Take every line from the listing below that includes "apiario" and copy it.

===

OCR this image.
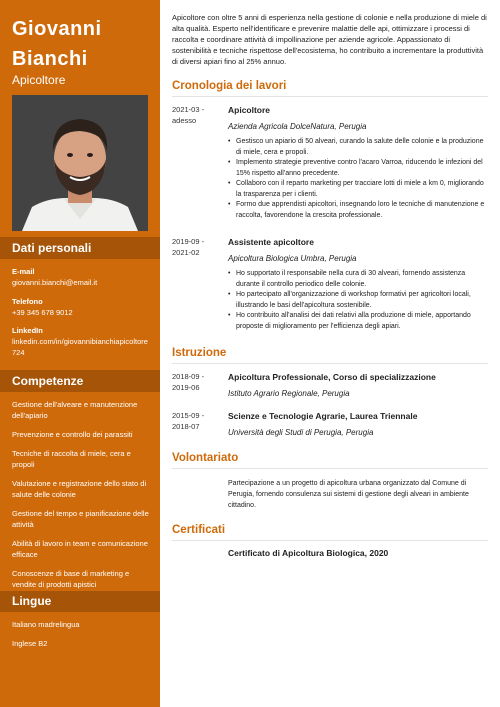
Giovanni Bianchi
Apicoltore
Dati personali
E-mail
giovanni.bianchi@email.it
Telefono
+39 345 678 9012
LinkedIn
linkedin.com/in/giovannibianchiapicoltore724
Competenze
Gestione dell'alveare e manutenzione dell'apiario
Prevenzione e controllo dei parassiti
Tecniche di raccolta di miele, cera e propoli
Valutazione e registrazione dello stato di salute delle colonie
Gestione del tempo e pianificazione delle attività
Abilità di lavoro in team e comunicazione efficace
Conoscenze di base di marketing e vendite di prodotti apistici
Lingue
Italiano madrelingua
Inglese B2

Apicoltore con oltre 5 anni di esperienza nella gestione di colonie e nella produzione di miele di alta qualità. Esperto nell'identificare e prevenire malattie delle api, ottimizzare i processi di raccolta e coordinare attività di impollinazione per aziende agricole. Appassionato di sostenibilità e tecniche rispettose dell'ecosistema, ho contribuito a incrementare la produttività di diversi apiari fino al 25% annuo.

Cronologia dei lavori
2021-03 - adesso
Apicoltore
Azienda Agricola DolceNatura, Perugia
• Gestisco un apiario di 50 alveari, curando la salute delle colonie e la produzione di miele, cera e propoli.
• Implemento strategie preventive contro l'acaro Varroa, riducendo le infezioni del 15% rispetto all'anno precedente.
• Collaboro con il reparto marketing per tracciare lotti di miele a km 0, migliorando la trasparenza per i clienti.
• Formo due apprendisti apicoltori, insegnando loro le tecniche di manutenzione e raccolta, favorendone la crescita professionale.
2019-09 - 2021-02
Assistente apicoltore
Apicoltura Biologica Umbra, Perugia
• Ho supportato il responsabile nella cura di 30 alveari, fornendo assistenza durante il controllo periodico delle colonie.
• Ho partecipato all'organizzazione di workshop formativi per agricoltori locali, illustrando le basi dell'apicoltura sostenibile.
• Ho contribuito all'analisi dei dati relativi alla produzione di miele, apportando proposte di miglioramento per l'efficienza degli apiari.
Istruzione
2018-09 - 2019-06
Apicoltura Professionale, Corso di specializzazione
Istituto Agrario Regionale, Perugia
2015-09 - 2018-07
Scienze e Tecnologie Agrarie, Laurea Triennale
Università degli Studi di Perugia, Perugia
Volontariato

Partecipazione a un progetto di apicoltura urbana organizzato dal Comune di Perugia, fornendo consulenza sui sistemi di gestione degli alveari in ambiente cittadino.

Certificati
Certificato di Apicoltura Biologica, 2020
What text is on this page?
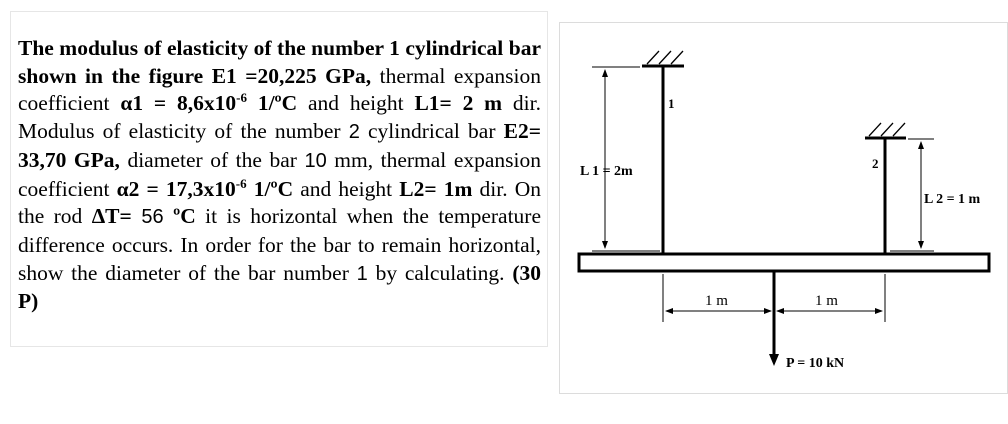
The modulus of elasticity of the number 1 cylindrical bar shown in the figure E1 =20,225 GPa, thermal expansion coefficient $\alpha 1 = 8,6x10^{-6}$ 1/ºC and height L1= 2 m dir. Modulus of elasticity of the number 2 cylindrical bar E2= 33,70 GPa, diameter of the bar 10 mm, thermal expansion coefficient $\alpha 2 = 17,3x10^{-6}$ 1/ºC and height L2= 1m dir. On the rod ΔT= 56 ºC it is horizontal when the temperature difference occurs. In order for the bar to remain horizontal, show the diameter of the bar number 1 by calculating. (30 P)
1
2
L 1 = 2m
L 2 = 1 m
1 m	1 m
P = 10 kN
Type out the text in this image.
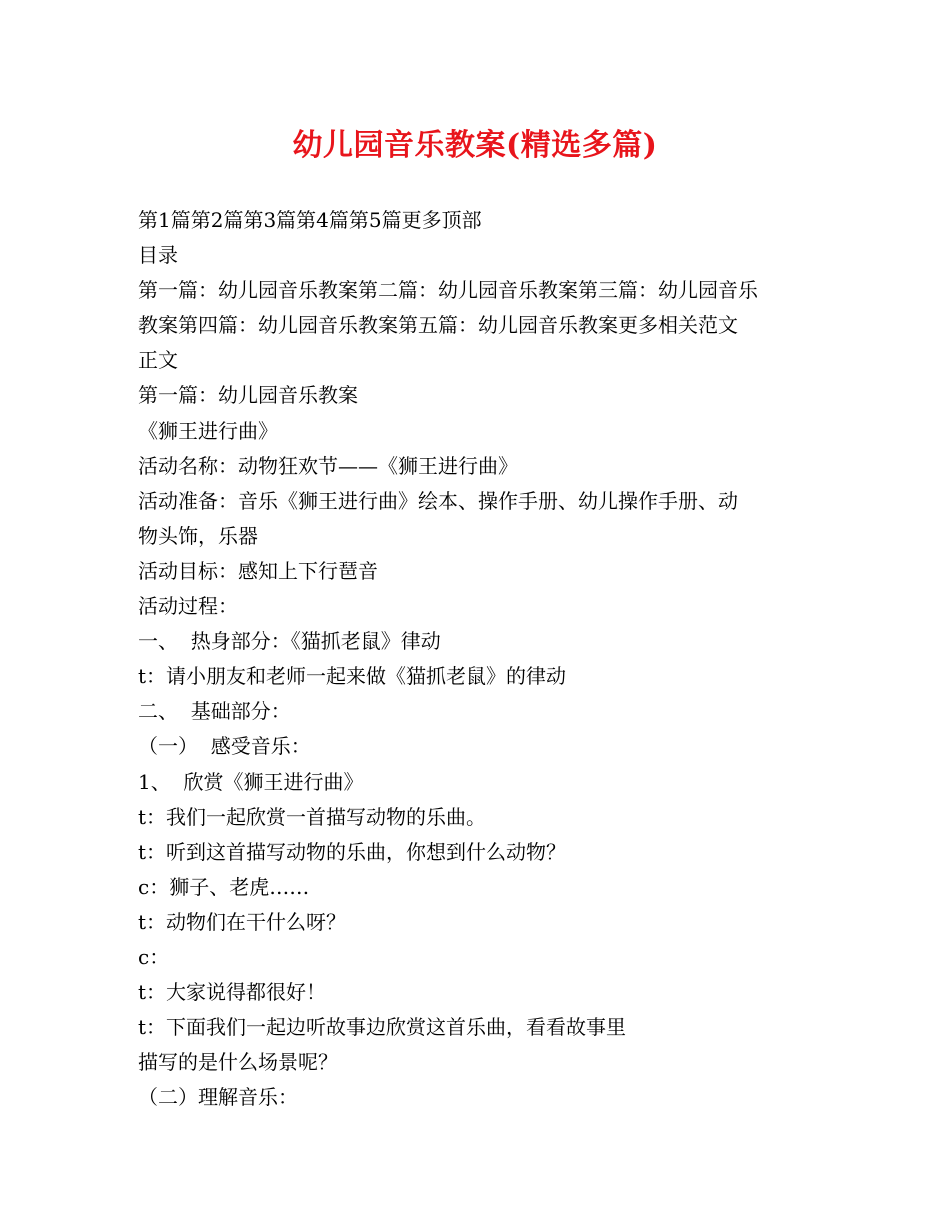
幼儿园音乐教案(精选多篇)
第1篇第2篇第3篇第4篇第5篇更多顶部
目录
第一篇：幼儿园音乐教案第二篇：幼儿园音乐教案第三篇：幼儿园音乐
教案第四篇：幼儿园音乐教案第五篇：幼儿园音乐教案更多相关范文
正文
第一篇：幼儿园音乐教案
《狮王进行曲》
活动名称：动物狂欢节——《狮王进行曲》
活动准备：音乐《狮王进行曲》绘本、操作手册、幼儿操作手册、动
物头饰，乐器
活动目标：感知上下行琶音
活动过程：
一、  热身部分：《猫抓老鼠》律动
t：请小朋友和老师一起来做《猫抓老鼠》的律动
二、  基础部分：
（一）  感受音乐：
1、  欣赏《狮王进行曲》
t：我们一起欣赏一首描写动物的乐曲。
t：听到这首描写动物的乐曲，你想到什么动物？
c：狮子、老虎……
t：动物们在干什么呀？
c：
t：大家说得都很好！
t：下面我们一起边听故事边欣赏这首乐曲，看看故事里
描写的是什么场景呢？
（二）理解音乐：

===

Solved exercise
Gestione dell'alveare e manutenzione dell'apiario
• Gestisco un apiario di 50 alveari, curando la salute delle colonie e la produzione di miele, cera e propoli.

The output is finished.